- _Given problem_:
Copy word for word the lines from the start of the records through the line containing "Circle shape — [298, 425, 304, 431]", keeping both ends.

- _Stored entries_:
= = = = =

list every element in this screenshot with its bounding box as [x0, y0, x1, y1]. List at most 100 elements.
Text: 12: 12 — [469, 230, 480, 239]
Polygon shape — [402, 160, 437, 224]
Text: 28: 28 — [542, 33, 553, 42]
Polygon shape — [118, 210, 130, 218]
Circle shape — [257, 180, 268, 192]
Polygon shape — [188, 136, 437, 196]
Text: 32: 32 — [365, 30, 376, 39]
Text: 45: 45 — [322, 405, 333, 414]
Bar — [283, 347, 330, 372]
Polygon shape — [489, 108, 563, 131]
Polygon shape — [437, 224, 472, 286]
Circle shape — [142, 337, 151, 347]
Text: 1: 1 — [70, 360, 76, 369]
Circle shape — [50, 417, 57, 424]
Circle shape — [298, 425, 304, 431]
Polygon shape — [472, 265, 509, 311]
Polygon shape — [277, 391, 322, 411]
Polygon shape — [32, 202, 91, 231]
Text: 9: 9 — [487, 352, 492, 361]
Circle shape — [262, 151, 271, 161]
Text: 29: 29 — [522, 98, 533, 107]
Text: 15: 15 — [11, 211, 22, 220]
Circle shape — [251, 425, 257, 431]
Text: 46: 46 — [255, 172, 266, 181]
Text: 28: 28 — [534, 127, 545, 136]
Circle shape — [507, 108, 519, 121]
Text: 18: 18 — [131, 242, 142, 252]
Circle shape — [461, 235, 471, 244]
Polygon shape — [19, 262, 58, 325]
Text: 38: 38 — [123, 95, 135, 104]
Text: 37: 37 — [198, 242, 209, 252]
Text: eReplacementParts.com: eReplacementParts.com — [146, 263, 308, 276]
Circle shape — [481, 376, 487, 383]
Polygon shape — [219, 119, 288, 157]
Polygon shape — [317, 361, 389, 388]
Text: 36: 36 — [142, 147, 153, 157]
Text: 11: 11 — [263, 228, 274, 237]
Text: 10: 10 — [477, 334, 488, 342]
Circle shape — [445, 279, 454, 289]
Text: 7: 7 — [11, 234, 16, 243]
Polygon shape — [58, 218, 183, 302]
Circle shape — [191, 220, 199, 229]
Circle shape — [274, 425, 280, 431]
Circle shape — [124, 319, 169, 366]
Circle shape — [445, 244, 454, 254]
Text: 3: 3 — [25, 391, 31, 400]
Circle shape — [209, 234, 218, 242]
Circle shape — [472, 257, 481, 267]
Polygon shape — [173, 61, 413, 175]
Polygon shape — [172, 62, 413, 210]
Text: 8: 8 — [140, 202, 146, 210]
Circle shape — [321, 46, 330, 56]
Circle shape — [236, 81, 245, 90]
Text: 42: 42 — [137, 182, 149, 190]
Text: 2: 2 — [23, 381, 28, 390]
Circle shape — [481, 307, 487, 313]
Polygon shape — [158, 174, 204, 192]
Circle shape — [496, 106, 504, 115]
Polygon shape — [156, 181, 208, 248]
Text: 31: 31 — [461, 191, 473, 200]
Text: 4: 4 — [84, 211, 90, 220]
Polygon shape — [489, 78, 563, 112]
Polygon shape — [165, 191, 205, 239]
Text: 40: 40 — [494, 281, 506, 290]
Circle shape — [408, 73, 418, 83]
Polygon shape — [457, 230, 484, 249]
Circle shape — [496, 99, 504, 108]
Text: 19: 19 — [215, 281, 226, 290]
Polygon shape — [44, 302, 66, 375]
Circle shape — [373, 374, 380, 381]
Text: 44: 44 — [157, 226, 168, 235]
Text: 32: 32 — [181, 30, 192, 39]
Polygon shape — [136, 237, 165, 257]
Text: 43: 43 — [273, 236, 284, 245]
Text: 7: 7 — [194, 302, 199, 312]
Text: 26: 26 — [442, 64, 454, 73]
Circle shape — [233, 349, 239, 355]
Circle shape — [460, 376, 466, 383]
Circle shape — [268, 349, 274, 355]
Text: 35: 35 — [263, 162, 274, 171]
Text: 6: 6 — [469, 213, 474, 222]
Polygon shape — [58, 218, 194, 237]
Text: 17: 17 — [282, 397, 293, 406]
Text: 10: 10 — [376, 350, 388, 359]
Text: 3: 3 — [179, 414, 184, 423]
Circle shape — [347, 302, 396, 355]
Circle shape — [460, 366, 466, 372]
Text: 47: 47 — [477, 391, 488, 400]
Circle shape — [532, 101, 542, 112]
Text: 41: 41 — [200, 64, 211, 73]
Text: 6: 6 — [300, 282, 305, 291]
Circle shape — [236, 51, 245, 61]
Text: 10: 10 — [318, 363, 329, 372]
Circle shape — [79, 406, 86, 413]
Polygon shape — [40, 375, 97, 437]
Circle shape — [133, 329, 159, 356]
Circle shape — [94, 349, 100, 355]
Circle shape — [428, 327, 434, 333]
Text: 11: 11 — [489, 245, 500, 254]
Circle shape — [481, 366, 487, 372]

= = = = =

- _Task solution_:
list every element in this screenshot with its bounding box as [x0, y0, x1, y1]. List at most 100 elements.
Text: 12: 12 — [469, 230, 480, 239]
Polygon shape — [402, 160, 437, 224]
Text: 28: 28 — [542, 33, 553, 42]
Polygon shape — [118, 210, 130, 218]
Circle shape — [257, 180, 268, 192]
Polygon shape — [188, 136, 437, 196]
Text: 32: 32 — [365, 30, 376, 39]
Text: 45: 45 — [322, 405, 333, 414]
Bar — [283, 347, 330, 372]
Polygon shape — [489, 108, 563, 131]
Polygon shape — [437, 224, 472, 286]
Circle shape — [142, 337, 151, 347]
Text: 1: 1 — [70, 360, 76, 369]
Circle shape — [50, 417, 57, 424]
Circle shape — [298, 425, 304, 431]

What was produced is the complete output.